§ Problem to solve
Pick out every line with the word "this" and copy it.

Data items:

_____

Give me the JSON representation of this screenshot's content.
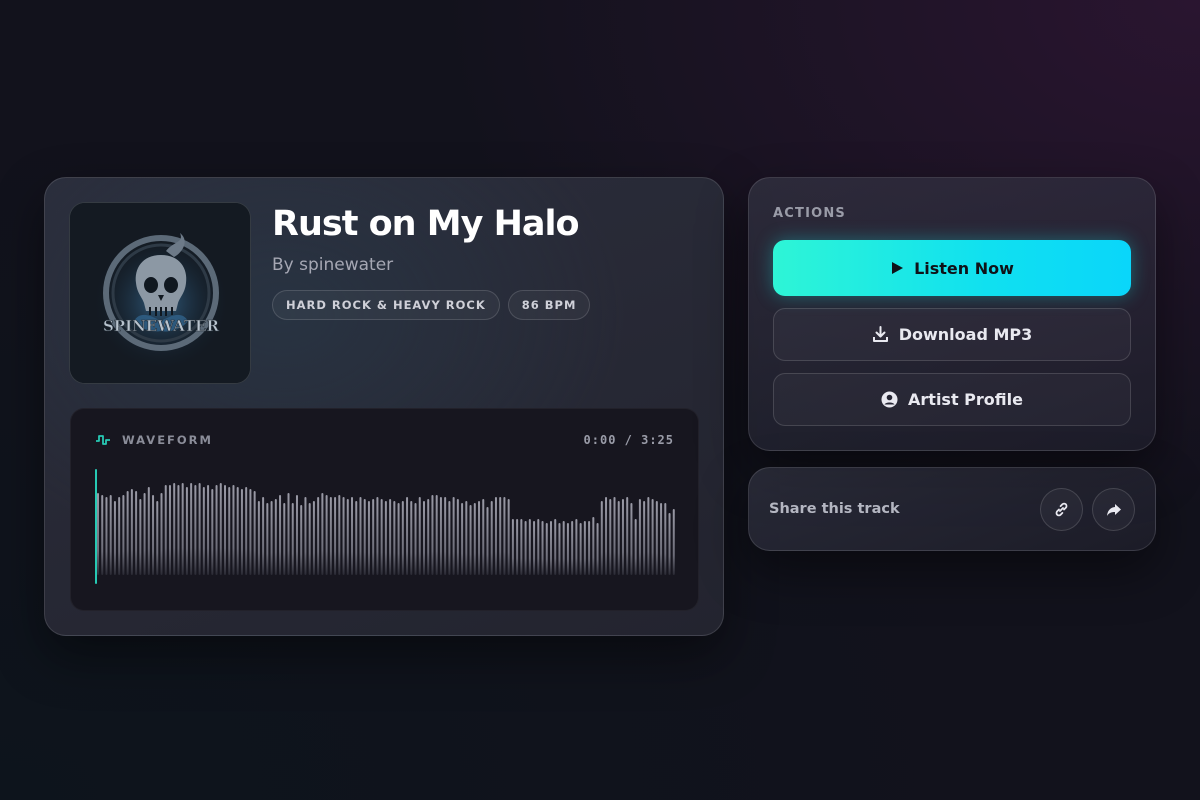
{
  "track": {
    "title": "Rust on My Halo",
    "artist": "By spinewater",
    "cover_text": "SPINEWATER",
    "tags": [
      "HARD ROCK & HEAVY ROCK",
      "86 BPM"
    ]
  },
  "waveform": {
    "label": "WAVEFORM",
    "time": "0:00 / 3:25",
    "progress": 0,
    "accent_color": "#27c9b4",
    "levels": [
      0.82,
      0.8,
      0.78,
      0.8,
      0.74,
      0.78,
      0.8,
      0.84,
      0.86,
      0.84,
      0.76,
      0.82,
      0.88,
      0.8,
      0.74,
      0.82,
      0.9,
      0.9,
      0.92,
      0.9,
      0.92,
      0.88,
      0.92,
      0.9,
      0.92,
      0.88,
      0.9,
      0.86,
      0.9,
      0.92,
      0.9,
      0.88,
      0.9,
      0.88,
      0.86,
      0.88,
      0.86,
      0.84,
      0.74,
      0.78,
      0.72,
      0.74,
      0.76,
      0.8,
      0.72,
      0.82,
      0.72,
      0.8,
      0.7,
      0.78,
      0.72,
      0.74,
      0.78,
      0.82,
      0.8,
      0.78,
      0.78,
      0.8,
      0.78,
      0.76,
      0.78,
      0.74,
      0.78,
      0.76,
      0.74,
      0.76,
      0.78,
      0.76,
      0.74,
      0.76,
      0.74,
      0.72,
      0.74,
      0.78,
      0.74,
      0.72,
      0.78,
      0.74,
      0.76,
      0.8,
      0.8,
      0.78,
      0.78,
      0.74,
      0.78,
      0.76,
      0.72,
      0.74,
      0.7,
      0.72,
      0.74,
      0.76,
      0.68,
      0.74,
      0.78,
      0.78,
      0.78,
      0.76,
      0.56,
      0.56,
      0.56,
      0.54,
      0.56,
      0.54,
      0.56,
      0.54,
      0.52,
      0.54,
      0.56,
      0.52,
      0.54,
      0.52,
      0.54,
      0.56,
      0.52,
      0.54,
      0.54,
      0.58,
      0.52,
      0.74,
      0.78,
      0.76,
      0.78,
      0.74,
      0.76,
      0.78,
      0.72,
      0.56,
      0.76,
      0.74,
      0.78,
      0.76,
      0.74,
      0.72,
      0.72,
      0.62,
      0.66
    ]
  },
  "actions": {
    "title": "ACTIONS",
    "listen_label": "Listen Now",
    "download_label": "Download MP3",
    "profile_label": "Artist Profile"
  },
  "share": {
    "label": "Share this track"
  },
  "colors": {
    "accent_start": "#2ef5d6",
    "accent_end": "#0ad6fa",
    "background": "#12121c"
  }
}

_____

§ Output of the exercise
Give me the JSON representation of this screenshot's content.
    "label": "Share this track"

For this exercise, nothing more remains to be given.